• _GOAL_
Reproduce every line of the data below without changing anything.

Records from a data collection
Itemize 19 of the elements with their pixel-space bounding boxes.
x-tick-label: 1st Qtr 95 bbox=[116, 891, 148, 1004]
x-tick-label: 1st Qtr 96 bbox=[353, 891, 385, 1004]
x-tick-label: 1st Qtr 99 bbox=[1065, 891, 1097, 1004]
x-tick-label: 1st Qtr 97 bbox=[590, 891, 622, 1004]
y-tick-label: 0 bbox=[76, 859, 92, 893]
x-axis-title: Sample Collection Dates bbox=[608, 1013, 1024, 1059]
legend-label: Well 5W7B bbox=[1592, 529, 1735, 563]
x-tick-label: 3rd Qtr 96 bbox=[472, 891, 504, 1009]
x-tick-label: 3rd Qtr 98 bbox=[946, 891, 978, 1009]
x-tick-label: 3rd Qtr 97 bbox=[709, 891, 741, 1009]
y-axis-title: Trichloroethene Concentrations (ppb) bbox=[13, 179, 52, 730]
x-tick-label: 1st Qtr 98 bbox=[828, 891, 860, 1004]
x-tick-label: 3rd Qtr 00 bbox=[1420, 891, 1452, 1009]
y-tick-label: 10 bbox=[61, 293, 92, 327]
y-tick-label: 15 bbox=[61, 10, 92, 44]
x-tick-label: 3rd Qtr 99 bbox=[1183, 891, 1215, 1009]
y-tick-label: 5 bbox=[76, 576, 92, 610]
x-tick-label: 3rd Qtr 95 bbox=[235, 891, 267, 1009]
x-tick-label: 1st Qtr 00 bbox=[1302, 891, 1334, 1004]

• _WRITTEN ANSWER_
Itemize 19 of the elements with their pixel-space bounding boxes.
x-tick-label: 1st Qtr 95 bbox=[116, 891, 148, 1004]
x-tick-label: 1st Qtr 96 bbox=[353, 891, 385, 1004]
x-tick-label: 1st Qtr 99 bbox=[1065, 891, 1097, 1004]
x-tick-label: 1st Qtr 97 bbox=[590, 891, 622, 1004]
y-tick-label: 0 bbox=[76, 859, 92, 893]
x-axis-title: Sample Collection Dates bbox=[608, 1013, 1024, 1059]
legend-label: Well 5W7B bbox=[1592, 529, 1735, 563]
x-tick-label: 3rd Qtr 96 bbox=[472, 891, 504, 1009]
x-tick-label: 3rd Qtr 98 bbox=[946, 891, 978, 1009]
x-tick-label: 3rd Qtr 97 bbox=[709, 891, 741, 1009]
y-axis-title: Trichloroethene Concentrations (ppb) bbox=[13, 179, 52, 730]
x-tick-label: 1st Qtr 98 bbox=[828, 891, 860, 1004]
x-tick-label: 3rd Qtr 00 bbox=[1420, 891, 1452, 1009]
y-tick-label: 10 bbox=[61, 293, 92, 327]
y-tick-label: 15 bbox=[61, 10, 92, 44]
x-tick-label: 3rd Qtr 99 bbox=[1183, 891, 1215, 1009]
y-tick-label: 5 bbox=[76, 576, 92, 610]
x-tick-label: 3rd Qtr 95 bbox=[235, 891, 267, 1009]
x-tick-label: 1st Qtr 00 bbox=[1302, 891, 1334, 1004]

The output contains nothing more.